**Work to be completed:**
Every line below should be repeated exactly.

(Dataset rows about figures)
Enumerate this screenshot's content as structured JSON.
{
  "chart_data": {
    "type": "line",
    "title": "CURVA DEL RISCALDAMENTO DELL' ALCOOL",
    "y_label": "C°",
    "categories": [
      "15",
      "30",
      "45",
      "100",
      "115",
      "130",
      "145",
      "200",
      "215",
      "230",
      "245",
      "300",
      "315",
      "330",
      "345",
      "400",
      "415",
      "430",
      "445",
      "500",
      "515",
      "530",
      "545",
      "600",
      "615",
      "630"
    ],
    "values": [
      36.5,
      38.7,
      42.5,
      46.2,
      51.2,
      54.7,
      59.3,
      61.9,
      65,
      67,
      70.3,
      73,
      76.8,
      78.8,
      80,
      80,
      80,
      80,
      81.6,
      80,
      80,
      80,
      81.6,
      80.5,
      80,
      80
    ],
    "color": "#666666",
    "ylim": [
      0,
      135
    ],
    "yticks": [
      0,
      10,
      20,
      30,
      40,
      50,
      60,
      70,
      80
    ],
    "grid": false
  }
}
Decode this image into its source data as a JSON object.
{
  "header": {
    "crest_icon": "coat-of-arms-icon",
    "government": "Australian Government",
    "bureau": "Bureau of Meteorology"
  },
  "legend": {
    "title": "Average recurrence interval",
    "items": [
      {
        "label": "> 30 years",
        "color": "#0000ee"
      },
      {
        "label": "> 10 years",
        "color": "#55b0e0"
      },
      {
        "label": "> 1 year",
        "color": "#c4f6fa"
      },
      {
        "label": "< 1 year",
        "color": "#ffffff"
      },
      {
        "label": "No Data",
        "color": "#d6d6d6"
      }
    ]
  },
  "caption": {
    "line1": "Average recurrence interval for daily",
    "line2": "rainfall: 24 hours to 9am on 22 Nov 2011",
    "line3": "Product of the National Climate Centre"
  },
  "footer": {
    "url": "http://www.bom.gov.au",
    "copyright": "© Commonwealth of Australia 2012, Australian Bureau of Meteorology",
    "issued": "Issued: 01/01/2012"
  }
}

**Reply to the task:**
Enumerate this screenshot's content as structured JSON.
{
  "chart_data": {
    "type": "line",
    "title": "CURVA DEL RISCALDAMENTO DELL' ALCOOL",
    "y_label": "C°",
    "categories": [
      "15",
      "30",
      "45",
      "100",
      "115",
      "130",
      "145",
      "200",
      "215",
      "230",
      "245",
      "300",
      "315",
      "330",
      "345",
      "400",
      "415",
      "430",
      "445",
      "500",
      "515",
      "530",
      "545",
      "600",
      "615",
      "630"
    ],
    "values": [
      36.5,
      38.7,
      42.5,
      46.2,
      51.2,
      54.7,
      59.3,
      61.9,
      65,
      67,
      70.3,
      73,
      76.8,
      78.8,
      80,
      80,
      80,
      80,
      81.6,
      80,
      80,
      80,
      81.6,
      80.5,
      80,
      80
    ],
    "color": "#666666",
    "ylim": [
      0,
      135
    ],
    "yticks": [
      0,
      10,
      20,
      30,
      40,
      50,
      60,
      70,
      80
    ],
    "grid": false
  }
}
Decode this image into its source data as a JSON object.
{
  "header": {
    "crest_icon": "coat-of-arms-icon",
    "government": "Australian Government",
    "bureau": "Bureau of Meteorology"
  },
  "legend": {
    "title": "Average recurrence interval",
    "items": [
      {
        "label": "> 30 years",
        "color": "#0000ee"
      },
      {
        "label": "> 10 years",
        "color": "#55b0e0"
      },
      {
        "label": "> 1 year",
        "color": "#c4f6fa"
      },
      {
        "label": "< 1 year",
        "color": "#ffffff"
      },
      {
        "label": "No Data",
        "color": "#d6d6d6"
      }
    ]
  },
  "caption": {
    "line1": "Average recurrence interval for daily",
    "line2": "rainfall: 24 hours to 9am on 22 Nov 2011",
    "line3": "Product of the National Climate Centre"
  },
  "footer": {
    "url": "http://www.bom.gov.au",
    "copyright": "© Commonwealth of Australia 2012, Australian Bureau of Meteorology",
    "issued": "Issued: 01/01/2012"
  }
}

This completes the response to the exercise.